**Exercise instructions:** Using the data beneath, show every line that includes the word "ピカチュウ".

**Input for this task:**
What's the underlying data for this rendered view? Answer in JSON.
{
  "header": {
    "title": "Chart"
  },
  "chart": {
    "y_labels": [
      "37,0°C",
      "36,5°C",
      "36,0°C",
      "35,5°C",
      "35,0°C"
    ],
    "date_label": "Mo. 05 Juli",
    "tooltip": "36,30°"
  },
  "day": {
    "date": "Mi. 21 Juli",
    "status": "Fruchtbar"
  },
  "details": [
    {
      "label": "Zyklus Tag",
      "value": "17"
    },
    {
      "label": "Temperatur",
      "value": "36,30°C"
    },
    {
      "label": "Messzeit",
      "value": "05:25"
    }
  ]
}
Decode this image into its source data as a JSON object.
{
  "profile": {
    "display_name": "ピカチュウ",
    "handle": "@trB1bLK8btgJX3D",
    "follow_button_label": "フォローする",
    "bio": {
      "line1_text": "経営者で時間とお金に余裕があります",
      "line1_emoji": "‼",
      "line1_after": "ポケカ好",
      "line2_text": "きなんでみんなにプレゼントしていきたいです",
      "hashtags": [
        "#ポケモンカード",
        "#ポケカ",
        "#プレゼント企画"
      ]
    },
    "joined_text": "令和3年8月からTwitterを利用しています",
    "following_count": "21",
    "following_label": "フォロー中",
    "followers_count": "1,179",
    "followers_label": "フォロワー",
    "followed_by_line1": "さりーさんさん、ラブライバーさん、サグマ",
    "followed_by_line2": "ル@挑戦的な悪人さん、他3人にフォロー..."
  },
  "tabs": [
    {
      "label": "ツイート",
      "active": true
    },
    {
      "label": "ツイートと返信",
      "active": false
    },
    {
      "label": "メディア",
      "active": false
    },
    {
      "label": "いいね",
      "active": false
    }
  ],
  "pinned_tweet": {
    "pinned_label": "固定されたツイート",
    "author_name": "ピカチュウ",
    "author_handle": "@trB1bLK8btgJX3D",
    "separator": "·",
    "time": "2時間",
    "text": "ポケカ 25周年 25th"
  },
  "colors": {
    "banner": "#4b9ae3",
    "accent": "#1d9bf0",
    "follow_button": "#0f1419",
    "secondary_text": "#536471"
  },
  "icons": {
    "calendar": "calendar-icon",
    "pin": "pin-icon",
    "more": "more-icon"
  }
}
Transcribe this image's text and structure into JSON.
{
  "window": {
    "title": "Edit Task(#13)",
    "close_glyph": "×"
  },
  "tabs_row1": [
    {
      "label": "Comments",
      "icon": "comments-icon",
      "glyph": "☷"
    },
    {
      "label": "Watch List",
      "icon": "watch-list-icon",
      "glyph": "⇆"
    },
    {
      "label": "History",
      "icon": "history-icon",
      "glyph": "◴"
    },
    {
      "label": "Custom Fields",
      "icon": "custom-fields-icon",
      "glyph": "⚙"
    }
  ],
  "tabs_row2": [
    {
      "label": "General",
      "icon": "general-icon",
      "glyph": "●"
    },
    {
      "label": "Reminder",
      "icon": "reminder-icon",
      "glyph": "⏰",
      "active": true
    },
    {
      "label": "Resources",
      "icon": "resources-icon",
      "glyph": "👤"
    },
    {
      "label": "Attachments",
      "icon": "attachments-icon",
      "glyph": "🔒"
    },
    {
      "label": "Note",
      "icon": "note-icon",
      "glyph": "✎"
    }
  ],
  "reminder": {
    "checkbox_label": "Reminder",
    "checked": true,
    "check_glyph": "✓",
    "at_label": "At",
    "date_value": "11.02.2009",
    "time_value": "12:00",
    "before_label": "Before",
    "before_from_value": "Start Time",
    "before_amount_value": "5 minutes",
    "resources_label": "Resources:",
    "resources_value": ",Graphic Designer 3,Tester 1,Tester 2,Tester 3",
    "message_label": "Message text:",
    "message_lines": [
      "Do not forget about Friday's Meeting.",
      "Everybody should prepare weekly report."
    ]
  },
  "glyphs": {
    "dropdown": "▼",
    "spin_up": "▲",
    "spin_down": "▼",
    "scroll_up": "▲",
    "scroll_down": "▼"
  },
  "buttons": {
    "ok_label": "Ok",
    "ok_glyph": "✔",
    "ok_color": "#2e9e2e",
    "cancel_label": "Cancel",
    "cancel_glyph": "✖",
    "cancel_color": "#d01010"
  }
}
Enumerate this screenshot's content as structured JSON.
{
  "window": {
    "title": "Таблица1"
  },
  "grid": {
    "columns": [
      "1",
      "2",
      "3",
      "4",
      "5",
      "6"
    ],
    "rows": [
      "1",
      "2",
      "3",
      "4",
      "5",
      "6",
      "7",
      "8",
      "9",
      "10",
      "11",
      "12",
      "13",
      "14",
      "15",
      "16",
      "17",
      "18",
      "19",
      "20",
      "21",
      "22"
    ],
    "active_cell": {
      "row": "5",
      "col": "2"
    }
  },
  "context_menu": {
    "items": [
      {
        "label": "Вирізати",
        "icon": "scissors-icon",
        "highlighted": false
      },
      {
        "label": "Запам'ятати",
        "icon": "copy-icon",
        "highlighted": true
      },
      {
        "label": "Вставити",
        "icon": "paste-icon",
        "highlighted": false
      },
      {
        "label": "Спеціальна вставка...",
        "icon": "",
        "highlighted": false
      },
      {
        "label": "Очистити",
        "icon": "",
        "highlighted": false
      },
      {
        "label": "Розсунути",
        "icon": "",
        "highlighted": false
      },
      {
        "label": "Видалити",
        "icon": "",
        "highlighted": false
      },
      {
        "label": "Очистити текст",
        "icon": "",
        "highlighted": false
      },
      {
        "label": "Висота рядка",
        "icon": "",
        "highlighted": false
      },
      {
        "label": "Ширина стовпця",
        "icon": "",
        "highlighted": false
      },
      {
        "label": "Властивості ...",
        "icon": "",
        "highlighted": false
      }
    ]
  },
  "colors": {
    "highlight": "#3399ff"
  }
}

**Exercise response:**
    "display_name": "ピカチュウ",
    "author_name": "ピカチュウ",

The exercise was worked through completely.